Extracted text:

Gerrard Was Always A Tough Act To Follow
There was a bloke behind me on the Kop who very clearly hated Henderson. He would sarcastically call him ‘captain fantastic’ and make snidy comments if he had a shot that went wide. In the end I had to have words with him, such was the extent to which his moaning wound me right up. Aside from anything else, I didn’t really see how it helped anything to have some idiot on the Kop constantly bad-mouthing the club captain. In a generous mood, I’d suggest that he didn’t like him for the simple reason that he wasn’t Steven Gerrard. The former club captain’s boots were always going to be tough ones to fill and it was clear that Hendo was intimidated to begin with. In the months and years that followed, however, the former Sunderland man grew to become his own captain. It was like he realised that he couldn’t be the same sort of captain as Gerrard so why even try to be? He began to forge his own path and became a better captain for it, growing into the role in impressive style.
The decade would not have been the same without the people of this city, my teammates, the staff that make this club what it is and the fans that are its foundation. Thanks all your support through the good times and the bad it means everything to me. You’ll Never Walk Alone.

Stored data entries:

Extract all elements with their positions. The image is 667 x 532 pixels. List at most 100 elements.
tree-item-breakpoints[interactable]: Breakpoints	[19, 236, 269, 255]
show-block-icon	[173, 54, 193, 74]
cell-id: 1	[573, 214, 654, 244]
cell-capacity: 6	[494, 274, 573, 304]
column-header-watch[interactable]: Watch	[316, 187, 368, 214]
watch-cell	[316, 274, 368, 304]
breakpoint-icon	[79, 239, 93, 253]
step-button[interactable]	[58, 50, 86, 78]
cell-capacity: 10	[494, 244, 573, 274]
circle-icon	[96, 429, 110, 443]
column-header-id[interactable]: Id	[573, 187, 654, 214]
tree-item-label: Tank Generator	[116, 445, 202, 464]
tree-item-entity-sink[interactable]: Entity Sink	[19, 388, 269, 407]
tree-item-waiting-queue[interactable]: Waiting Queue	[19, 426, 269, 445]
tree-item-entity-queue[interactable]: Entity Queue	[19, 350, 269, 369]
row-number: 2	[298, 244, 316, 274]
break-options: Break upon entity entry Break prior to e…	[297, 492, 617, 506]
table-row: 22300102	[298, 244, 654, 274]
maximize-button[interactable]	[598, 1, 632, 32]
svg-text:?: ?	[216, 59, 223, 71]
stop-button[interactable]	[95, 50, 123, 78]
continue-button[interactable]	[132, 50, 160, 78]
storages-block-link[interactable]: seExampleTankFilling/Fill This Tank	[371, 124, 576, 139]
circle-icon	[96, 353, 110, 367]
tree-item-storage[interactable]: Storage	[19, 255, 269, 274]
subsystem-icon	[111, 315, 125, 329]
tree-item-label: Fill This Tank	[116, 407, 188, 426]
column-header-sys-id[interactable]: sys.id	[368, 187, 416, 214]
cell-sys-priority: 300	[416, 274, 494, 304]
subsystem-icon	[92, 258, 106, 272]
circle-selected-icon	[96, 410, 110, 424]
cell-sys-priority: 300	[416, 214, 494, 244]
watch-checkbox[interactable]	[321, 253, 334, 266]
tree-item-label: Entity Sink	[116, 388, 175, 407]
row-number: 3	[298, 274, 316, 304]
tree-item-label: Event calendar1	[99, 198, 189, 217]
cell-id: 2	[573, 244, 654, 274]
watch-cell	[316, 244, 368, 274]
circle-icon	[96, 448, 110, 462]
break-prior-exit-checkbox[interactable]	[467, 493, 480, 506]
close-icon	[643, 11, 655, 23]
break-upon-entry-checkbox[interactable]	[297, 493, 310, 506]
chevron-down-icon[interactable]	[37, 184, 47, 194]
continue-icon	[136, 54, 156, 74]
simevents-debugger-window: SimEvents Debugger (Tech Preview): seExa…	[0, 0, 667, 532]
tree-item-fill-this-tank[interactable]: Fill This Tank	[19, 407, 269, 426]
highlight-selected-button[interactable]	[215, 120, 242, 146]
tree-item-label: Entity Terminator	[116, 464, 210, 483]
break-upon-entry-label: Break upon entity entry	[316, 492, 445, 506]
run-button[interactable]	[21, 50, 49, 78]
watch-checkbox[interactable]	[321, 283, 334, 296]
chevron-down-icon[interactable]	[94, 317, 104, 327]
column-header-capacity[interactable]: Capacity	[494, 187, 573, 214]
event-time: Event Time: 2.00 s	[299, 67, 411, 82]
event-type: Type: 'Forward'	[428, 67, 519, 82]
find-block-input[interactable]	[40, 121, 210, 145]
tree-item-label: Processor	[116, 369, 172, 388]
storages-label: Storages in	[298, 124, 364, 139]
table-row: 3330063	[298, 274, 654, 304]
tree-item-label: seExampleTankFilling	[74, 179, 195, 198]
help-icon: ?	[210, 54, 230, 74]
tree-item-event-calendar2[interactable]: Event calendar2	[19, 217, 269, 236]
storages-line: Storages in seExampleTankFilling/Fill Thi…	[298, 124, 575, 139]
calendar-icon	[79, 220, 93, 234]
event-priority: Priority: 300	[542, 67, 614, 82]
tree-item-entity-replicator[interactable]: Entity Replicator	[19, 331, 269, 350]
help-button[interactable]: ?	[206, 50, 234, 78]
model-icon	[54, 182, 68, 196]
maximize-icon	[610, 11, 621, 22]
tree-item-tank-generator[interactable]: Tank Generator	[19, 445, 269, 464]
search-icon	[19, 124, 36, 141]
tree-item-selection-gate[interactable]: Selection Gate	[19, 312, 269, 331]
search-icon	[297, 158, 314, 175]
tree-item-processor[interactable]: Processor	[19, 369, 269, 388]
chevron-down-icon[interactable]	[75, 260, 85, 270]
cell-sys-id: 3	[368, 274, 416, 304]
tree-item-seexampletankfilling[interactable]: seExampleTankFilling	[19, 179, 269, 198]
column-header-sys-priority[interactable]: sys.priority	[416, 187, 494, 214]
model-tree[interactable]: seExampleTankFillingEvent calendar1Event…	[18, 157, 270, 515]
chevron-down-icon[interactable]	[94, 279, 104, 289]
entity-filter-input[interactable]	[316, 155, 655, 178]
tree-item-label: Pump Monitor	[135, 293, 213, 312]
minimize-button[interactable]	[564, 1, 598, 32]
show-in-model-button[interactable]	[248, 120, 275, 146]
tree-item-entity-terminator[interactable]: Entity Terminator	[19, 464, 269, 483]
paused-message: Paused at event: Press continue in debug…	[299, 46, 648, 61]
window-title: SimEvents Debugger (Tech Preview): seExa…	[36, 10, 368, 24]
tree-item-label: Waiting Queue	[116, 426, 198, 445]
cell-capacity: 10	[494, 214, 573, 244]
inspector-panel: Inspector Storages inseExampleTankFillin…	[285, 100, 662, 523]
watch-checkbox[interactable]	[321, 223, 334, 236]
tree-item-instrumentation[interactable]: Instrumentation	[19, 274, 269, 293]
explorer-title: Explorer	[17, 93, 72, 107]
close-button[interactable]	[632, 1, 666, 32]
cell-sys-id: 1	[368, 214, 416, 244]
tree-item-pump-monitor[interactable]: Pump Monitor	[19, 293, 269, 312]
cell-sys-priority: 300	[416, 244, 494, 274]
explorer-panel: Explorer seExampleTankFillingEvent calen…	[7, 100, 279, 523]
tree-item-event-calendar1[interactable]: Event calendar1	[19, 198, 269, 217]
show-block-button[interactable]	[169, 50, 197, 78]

Task description: Write the next part of the article about Henderson following Gerrard as club captain, beginning after its last sentence.

Answer below:
— Jordan Henderson (@JHenderson) June 9, 2021
In fact, there’s an easy argument to make that he is a better captain than Steven Gerrard was. It’s important to realise that there’s a difference between being a better captain and a better player. There’s no question that Gerrard was the latter, given that he was one of the best players ever to pull on a red shirt. Yet in his job as a leader of the club, Henderson has excelled. As a Liverpool supporter, there’s no one I would rather be my representative on the global stage, being an entirely suitable second-in-command to Jürgen Klopp. Neither of them are Scousers, yet they both absolutely get what it means to be associated with the football club and the city. There are more technical players at the club now, there have been in the past and there will be in the future, but for me, Jordan Henderson is my favourite of them all. The only thing I’ll ever ask of Liverpool players is that they put their all into their job on the pitch and that’s something that Hendo never needs to be asked to do. A brilliant man, an excellent player, a wonderful captain. Thank you, Jordan Henderson.